-- BEGIN RECORDS PROVIDED --

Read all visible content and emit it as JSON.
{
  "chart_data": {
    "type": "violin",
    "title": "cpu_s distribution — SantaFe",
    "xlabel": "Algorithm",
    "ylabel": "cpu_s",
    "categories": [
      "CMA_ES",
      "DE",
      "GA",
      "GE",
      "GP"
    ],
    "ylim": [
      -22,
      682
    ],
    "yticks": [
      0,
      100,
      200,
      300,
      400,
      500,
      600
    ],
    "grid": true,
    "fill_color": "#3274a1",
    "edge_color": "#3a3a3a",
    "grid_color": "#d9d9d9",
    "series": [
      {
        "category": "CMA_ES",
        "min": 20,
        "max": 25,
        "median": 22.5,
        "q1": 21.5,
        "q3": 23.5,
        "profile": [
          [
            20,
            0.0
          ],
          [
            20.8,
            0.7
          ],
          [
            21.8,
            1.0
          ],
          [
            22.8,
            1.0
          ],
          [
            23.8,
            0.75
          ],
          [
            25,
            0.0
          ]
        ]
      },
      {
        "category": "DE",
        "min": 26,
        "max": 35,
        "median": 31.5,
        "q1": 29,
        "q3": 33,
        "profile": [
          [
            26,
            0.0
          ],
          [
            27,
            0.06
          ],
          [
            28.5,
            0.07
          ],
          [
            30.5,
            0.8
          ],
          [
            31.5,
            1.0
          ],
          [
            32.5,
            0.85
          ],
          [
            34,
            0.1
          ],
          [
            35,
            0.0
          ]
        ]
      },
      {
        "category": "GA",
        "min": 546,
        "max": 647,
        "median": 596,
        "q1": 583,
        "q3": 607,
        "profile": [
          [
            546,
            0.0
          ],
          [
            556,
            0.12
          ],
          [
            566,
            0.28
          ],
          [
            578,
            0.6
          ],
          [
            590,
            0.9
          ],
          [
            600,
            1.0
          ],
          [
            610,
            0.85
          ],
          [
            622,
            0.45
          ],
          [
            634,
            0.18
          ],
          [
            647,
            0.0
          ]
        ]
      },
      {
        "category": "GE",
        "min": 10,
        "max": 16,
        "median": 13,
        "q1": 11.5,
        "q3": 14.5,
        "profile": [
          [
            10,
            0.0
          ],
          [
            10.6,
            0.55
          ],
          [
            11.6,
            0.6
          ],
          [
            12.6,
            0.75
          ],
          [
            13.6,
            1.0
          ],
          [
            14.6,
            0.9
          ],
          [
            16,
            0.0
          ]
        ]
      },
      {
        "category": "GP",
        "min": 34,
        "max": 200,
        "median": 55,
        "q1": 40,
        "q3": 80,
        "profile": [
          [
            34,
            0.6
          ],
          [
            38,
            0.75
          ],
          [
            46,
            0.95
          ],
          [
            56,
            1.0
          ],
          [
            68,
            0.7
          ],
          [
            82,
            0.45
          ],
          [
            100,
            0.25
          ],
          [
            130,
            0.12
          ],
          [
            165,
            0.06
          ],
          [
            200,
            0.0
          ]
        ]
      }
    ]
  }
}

-- END RECORDS PROVIDED --

## JOB
Nothing in the data may differ; print all of it exactly as written.

## COMPLETED EXERCISE
Read all visible content and emit it as JSON.
{
  "chart_data": {
    "type": "violin",
    "title": "cpu_s distribution — SantaFe",
    "xlabel": "Algorithm",
    "ylabel": "cpu_s",
    "categories": [
      "CMA_ES",
      "DE",
      "GA",
      "GE",
      "GP"
    ],
    "ylim": [
      -22,
      682
    ],
    "yticks": [
      0,
      100,
      200,
      300,
      400,
      500,
      600
    ],
    "grid": true,
    "fill_color": "#3274a1",
    "edge_color": "#3a3a3a",
    "grid_color": "#d9d9d9",
    "series": [
      {
        "category": "CMA_ES",
        "min": 20,
        "max": 25,
        "median": 22.5,
        "q1": 21.5,
        "q3": 23.5,
        "profile": [
          [
            20,
            0.0
          ],
          [
            20.8,
            0.7
          ],
          [
            21.8,
            1.0
          ],
          [
            22.8,
            1.0
          ],
          [
            23.8,
            0.75
          ],
          [
            25,
            0.0
          ]
        ]
      },
      {
        "category": "DE",
        "min": 26,
        "max": 35,
        "median": 31.5,
        "q1": 29,
        "q3": 33,
        "profile": [
          [
            26,
            0.0
          ],
          [
            27,
            0.06
          ],
          [
            28.5,
            0.07
          ],
          [
            30.5,
            0.8
          ],
          [
            31.5,
            1.0
          ],
          [
            32.5,
            0.85
          ],
          [
            34,
            0.1
          ],
          [
            35,
            0.0
          ]
        ]
      },
      {
        "category": "GA",
        "min": 546,
        "max": 647,
        "median": 596,
        "q1": 583,
        "q3": 607,
        "profile": [
          [
            546,
            0.0
          ],
          [
            556,
            0.12
          ],
          [
            566,
            0.28
          ],
          [
            578,
            0.6
          ],
          [
            590,
            0.9
          ],
          [
            600,
            1.0
          ],
          [
            610,
            0.85
          ],
          [
            622,
            0.45
          ],
          [
            634,
            0.18
          ],
          [
            647,
            0.0
          ]
        ]
      },
      {
        "category": "GE",
        "min": 10,
        "max": 16,
        "median": 13,
        "q1": 11.5,
        "q3": 14.5,
        "profile": [
          [
            10,
            0.0
          ],
          [
            10.6,
            0.55
          ],
          [
            11.6,
            0.6
          ],
          [
            12.6,
            0.75
          ],
          [
            13.6,
            1.0
          ],
          [
            14.6,
            0.9
          ],
          [
            16,
            0.0
          ]
        ]
      },
      {
        "category": "GP",
        "min": 34,
        "max": 200,
        "median": 55,
        "q1": 40,
        "q3": 80,
        "profile": [
          [
            34,
            0.6
          ],
          [
            38,
            0.75
          ],
          [
            46,
            0.95
          ],
          [
            56,
            1.0
          ],
          [
            68,
            0.7
          ],
          [
            82,
            0.45
          ],
          [
            100,
            0.25
          ],
          [
            130,
            0.12
          ],
          [
            165,
            0.06
          ],
          [
            200,
            0.0
          ]
        ]
      }
    ]
  }
}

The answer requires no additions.